Task objective:
All lines holding the string "triangle" are to be shown.
**** Supplied material ****
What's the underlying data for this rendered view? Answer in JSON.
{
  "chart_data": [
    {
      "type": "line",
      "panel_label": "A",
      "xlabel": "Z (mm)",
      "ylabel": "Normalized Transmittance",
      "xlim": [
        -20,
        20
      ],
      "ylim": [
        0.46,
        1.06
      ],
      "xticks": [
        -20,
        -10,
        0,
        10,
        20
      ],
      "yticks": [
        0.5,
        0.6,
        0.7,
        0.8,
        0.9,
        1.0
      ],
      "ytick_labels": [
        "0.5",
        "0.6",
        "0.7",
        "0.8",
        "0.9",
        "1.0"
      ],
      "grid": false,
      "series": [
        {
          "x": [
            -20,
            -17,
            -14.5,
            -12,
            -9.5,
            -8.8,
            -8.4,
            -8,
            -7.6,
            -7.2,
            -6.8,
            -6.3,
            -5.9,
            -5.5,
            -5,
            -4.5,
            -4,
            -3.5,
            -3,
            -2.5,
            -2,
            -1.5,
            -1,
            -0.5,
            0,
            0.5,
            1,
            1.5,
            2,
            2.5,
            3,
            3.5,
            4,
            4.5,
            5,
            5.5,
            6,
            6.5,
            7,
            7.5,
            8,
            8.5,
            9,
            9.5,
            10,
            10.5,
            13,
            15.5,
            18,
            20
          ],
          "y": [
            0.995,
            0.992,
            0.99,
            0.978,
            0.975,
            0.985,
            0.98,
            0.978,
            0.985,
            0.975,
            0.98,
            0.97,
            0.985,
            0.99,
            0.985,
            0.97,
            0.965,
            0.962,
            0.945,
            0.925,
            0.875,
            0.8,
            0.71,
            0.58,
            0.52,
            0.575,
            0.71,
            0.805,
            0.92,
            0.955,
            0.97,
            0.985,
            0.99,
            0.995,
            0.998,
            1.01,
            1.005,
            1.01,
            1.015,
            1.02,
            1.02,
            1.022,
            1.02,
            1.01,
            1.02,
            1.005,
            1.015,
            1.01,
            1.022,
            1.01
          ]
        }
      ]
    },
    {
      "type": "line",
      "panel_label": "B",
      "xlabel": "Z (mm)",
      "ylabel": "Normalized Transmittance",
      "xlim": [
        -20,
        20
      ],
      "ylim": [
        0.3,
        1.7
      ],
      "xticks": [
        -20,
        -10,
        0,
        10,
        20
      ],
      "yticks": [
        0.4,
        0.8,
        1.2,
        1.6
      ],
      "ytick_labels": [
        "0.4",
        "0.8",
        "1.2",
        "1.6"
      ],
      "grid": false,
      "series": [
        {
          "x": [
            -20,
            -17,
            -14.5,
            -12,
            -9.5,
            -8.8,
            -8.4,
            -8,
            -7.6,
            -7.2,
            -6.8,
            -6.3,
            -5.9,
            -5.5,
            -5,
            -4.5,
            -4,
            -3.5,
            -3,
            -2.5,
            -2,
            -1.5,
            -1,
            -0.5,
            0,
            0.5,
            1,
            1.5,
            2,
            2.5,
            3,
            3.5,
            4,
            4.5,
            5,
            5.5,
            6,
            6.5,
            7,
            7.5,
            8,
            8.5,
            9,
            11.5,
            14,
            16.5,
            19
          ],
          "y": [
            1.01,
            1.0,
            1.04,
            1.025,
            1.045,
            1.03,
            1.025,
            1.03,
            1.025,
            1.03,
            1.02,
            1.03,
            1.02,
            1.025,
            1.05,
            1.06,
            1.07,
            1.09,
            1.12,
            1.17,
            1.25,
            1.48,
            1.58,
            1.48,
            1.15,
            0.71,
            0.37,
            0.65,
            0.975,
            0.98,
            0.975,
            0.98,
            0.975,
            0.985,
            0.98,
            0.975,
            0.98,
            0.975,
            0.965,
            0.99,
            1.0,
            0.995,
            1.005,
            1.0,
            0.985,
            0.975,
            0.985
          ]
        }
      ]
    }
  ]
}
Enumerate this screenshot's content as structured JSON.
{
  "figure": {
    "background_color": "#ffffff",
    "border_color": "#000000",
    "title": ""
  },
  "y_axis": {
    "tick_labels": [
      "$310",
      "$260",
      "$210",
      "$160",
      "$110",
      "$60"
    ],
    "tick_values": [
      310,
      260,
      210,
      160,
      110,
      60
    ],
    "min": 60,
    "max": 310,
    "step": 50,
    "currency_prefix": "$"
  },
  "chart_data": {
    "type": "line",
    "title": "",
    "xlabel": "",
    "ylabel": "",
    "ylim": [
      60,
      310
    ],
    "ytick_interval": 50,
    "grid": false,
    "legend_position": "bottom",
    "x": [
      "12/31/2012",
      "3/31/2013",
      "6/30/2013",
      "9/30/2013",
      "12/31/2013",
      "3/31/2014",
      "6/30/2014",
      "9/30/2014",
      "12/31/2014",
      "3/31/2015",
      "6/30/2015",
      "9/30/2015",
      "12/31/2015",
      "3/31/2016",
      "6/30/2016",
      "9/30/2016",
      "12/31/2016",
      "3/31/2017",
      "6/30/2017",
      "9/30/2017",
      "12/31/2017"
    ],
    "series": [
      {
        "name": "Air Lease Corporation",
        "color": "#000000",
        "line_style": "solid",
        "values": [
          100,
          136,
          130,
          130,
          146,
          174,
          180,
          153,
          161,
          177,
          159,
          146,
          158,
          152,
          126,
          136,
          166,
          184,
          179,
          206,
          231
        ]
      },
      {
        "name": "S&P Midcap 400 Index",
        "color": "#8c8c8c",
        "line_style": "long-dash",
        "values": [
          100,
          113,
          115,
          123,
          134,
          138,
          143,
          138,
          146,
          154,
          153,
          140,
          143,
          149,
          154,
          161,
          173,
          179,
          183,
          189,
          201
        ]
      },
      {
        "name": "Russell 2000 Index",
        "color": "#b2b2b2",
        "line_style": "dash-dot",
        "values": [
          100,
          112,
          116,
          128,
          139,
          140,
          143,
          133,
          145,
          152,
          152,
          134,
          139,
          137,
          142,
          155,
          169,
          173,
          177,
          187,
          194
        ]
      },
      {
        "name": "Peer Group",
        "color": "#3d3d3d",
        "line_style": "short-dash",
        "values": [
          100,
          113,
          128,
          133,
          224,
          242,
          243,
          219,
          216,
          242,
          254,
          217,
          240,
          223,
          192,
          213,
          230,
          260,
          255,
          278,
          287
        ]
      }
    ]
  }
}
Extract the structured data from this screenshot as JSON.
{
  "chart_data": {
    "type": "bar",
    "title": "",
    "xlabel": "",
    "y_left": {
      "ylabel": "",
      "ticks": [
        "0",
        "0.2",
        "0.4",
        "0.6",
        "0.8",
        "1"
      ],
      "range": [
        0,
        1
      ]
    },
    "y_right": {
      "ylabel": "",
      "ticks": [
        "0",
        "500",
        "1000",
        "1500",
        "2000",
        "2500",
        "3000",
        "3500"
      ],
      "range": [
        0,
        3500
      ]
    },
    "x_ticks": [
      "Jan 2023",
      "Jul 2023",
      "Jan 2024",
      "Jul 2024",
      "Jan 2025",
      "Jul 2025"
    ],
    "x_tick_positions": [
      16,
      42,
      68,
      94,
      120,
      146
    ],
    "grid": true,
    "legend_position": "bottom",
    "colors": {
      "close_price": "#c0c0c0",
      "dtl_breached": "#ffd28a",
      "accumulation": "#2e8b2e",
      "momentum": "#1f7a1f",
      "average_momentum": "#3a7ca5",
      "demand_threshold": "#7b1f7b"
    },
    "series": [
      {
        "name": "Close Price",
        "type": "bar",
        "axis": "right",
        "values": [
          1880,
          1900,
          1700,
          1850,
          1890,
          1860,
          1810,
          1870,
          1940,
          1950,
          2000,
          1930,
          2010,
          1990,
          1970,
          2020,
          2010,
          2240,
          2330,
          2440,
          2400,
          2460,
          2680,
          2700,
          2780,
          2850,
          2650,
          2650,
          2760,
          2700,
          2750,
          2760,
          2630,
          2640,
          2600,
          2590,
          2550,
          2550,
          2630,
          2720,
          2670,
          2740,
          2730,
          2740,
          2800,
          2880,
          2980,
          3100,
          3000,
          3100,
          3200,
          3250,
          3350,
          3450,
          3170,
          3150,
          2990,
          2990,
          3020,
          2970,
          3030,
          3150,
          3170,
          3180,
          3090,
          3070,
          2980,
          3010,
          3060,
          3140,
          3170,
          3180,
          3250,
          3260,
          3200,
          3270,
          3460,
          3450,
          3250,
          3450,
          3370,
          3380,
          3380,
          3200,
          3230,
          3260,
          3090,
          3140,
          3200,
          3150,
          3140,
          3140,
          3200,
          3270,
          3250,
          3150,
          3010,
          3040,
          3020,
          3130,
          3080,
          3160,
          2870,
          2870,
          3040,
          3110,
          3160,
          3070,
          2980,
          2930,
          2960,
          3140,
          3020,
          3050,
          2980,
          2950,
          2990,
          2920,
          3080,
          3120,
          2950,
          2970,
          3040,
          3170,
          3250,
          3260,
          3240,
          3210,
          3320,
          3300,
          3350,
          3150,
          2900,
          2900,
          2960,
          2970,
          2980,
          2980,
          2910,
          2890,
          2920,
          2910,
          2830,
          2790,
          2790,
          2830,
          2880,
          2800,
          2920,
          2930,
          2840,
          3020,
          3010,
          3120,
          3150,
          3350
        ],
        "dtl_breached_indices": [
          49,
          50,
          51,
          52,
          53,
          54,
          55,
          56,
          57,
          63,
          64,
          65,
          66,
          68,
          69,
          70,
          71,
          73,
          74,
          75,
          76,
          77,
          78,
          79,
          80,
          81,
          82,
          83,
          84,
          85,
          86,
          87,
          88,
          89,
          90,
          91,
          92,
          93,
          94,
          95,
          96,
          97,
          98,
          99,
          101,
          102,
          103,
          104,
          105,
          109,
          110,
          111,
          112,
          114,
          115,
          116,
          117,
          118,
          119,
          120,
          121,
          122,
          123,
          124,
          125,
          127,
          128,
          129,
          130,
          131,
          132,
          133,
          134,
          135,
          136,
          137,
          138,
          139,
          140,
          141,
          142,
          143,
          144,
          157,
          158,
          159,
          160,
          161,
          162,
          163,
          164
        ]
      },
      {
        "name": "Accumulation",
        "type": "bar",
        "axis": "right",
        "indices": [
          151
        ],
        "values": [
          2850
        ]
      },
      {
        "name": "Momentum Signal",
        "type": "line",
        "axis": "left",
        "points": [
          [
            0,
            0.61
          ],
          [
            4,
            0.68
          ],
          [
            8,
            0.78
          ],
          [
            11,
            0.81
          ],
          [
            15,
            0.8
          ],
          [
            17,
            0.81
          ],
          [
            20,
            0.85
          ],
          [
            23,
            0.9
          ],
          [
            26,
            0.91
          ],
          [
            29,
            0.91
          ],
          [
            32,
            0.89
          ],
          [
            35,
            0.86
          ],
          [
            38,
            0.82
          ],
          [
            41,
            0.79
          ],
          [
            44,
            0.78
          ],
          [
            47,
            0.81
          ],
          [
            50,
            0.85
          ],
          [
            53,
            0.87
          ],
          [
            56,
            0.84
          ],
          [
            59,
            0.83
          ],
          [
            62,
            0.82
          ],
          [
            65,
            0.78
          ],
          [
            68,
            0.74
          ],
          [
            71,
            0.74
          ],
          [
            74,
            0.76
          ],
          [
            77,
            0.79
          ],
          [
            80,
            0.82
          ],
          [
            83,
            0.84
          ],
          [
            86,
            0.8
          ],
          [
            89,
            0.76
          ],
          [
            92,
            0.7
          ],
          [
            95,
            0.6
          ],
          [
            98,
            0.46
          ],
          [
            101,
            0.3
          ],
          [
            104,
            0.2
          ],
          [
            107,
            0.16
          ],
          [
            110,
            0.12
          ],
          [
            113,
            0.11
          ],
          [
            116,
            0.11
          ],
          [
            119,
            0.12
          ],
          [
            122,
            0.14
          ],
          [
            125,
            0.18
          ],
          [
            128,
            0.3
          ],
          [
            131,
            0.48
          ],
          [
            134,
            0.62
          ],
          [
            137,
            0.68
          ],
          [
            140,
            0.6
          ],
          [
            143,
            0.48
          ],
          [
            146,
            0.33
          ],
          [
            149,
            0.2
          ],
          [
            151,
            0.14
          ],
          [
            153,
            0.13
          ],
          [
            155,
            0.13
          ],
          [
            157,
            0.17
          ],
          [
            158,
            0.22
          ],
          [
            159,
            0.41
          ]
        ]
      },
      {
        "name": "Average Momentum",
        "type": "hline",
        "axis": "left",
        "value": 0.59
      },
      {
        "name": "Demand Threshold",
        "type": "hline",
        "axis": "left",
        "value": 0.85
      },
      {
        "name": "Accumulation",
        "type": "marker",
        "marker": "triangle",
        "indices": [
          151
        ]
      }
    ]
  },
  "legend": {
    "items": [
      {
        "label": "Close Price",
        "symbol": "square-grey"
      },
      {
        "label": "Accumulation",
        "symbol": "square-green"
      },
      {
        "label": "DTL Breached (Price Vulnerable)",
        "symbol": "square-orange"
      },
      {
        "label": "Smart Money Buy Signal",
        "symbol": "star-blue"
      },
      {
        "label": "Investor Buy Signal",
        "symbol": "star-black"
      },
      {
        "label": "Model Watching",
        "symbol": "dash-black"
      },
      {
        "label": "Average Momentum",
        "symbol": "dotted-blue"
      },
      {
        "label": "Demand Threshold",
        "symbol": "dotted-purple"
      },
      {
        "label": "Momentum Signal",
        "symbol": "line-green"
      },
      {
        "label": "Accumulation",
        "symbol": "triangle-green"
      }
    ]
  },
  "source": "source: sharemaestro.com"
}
****
Solution below:
        "marker": "triangle",
        "symbol": "triangle-green"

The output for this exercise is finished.